_YOUR GOAL_
Exactly repeat the full listing that follows.
+++
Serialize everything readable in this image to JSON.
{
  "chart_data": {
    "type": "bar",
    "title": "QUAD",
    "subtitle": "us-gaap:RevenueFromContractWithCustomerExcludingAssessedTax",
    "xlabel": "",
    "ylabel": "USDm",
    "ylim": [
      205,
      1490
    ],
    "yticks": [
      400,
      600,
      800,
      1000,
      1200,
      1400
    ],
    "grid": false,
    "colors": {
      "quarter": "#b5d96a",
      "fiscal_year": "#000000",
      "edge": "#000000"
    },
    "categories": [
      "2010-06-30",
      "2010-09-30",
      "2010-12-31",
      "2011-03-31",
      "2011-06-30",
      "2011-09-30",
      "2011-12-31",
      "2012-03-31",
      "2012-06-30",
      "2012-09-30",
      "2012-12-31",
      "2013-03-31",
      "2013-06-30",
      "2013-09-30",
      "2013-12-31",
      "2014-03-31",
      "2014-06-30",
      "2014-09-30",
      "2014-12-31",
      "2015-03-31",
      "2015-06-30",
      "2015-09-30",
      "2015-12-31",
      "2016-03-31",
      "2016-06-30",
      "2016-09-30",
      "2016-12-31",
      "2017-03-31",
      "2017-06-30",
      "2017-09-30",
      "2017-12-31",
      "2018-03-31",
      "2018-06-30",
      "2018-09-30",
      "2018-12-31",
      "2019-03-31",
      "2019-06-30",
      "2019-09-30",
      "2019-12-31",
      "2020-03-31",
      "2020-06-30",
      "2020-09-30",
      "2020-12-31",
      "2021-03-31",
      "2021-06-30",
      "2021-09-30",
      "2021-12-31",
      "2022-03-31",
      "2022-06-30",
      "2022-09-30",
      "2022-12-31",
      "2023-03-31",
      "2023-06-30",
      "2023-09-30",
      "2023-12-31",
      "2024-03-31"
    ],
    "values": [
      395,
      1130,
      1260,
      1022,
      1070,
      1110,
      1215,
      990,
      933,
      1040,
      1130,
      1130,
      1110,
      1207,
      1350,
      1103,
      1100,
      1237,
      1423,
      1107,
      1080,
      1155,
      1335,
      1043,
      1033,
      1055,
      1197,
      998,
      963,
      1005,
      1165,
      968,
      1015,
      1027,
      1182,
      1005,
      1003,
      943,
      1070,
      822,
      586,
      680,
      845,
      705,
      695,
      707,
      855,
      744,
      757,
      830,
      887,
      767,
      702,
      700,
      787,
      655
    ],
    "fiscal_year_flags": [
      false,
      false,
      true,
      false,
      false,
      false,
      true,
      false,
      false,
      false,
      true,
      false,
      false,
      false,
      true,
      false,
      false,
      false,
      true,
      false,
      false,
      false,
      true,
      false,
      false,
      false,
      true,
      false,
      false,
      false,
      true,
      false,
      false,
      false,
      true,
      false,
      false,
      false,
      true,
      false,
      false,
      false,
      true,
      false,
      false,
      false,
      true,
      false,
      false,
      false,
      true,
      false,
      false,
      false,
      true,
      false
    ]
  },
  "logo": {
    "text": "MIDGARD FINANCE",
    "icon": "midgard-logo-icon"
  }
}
+++
_RESPONSE FOR THIS EXERCISE_
Serialize everything readable in this image to JSON.
{
  "chart_data": {
    "type": "bar",
    "title": "QUAD",
    "subtitle": "us-gaap:RevenueFromContractWithCustomerExcludingAssessedTax",
    "xlabel": "",
    "ylabel": "USDm",
    "ylim": [
      205,
      1490
    ],
    "yticks": [
      400,
      600,
      800,
      1000,
      1200,
      1400
    ],
    "grid": false,
    "colors": {
      "quarter": "#b5d96a",
      "fiscal_year": "#000000",
      "edge": "#000000"
    },
    "categories": [
      "2010-06-30",
      "2010-09-30",
      "2010-12-31",
      "2011-03-31",
      "2011-06-30",
      "2011-09-30",
      "2011-12-31",
      "2012-03-31",
      "2012-06-30",
      "2012-09-30",
      "2012-12-31",
      "2013-03-31",
      "2013-06-30",
      "2013-09-30",
      "2013-12-31",
      "2014-03-31",
      "2014-06-30",
      "2014-09-30",
      "2014-12-31",
      "2015-03-31",
      "2015-06-30",
      "2015-09-30",
      "2015-12-31",
      "2016-03-31",
      "2016-06-30",
      "2016-09-30",
      "2016-12-31",
      "2017-03-31",
      "2017-06-30",
      "2017-09-30",
      "2017-12-31",
      "2018-03-31",
      "2018-06-30",
      "2018-09-30",
      "2018-12-31",
      "2019-03-31",
      "2019-06-30",
      "2019-09-30",
      "2019-12-31",
      "2020-03-31",
      "2020-06-30",
      "2020-09-30",
      "2020-12-31",
      "2021-03-31",
      "2021-06-30",
      "2021-09-30",
      "2021-12-31",
      "2022-03-31",
      "2022-06-30",
      "2022-09-30",
      "2022-12-31",
      "2023-03-31",
      "2023-06-30",
      "2023-09-30",
      "2023-12-31",
      "2024-03-31"
    ],
    "values": [
      395,
      1130,
      1260,
      1022,
      1070,
      1110,
      1215,
      990,
      933,
      1040,
      1130,
      1130,
      1110,
      1207,
      1350,
      1103,
      1100,
      1237,
      1423,
      1107,
      1080,
      1155,
      1335,
      1043,
      1033,
      1055,
      1197,
      998,
      963,
      1005,
      1165,
      968,
      1015,
      1027,
      1182,
      1005,
      1003,
      943,
      1070,
      822,
      586,
      680,
      845,
      705,
      695,
      707,
      855,
      744,
      757,
      830,
      887,
      767,
      702,
      700,
      787,
      655
    ],
    "fiscal_year_flags": [
      false,
      false,
      true,
      false,
      false,
      false,
      true,
      false,
      false,
      false,
      true,
      false,
      false,
      false,
      true,
      false,
      false,
      false,
      true,
      false,
      false,
      false,
      true,
      false,
      false,
      false,
      true,
      false,
      false,
      false,
      true,
      false,
      false,
      false,
      true,
      false,
      false,
      false,
      true,
      false,
      false,
      false,
      true,
      false,
      false,
      false,
      true,
      false,
      false,
      false,
      true,
      false,
      false,
      false,
      true,
      false
    ]
  },
  "logo": {
    "text": "MIDGARD FINANCE",
    "icon": "midgard-logo-icon"
  }
}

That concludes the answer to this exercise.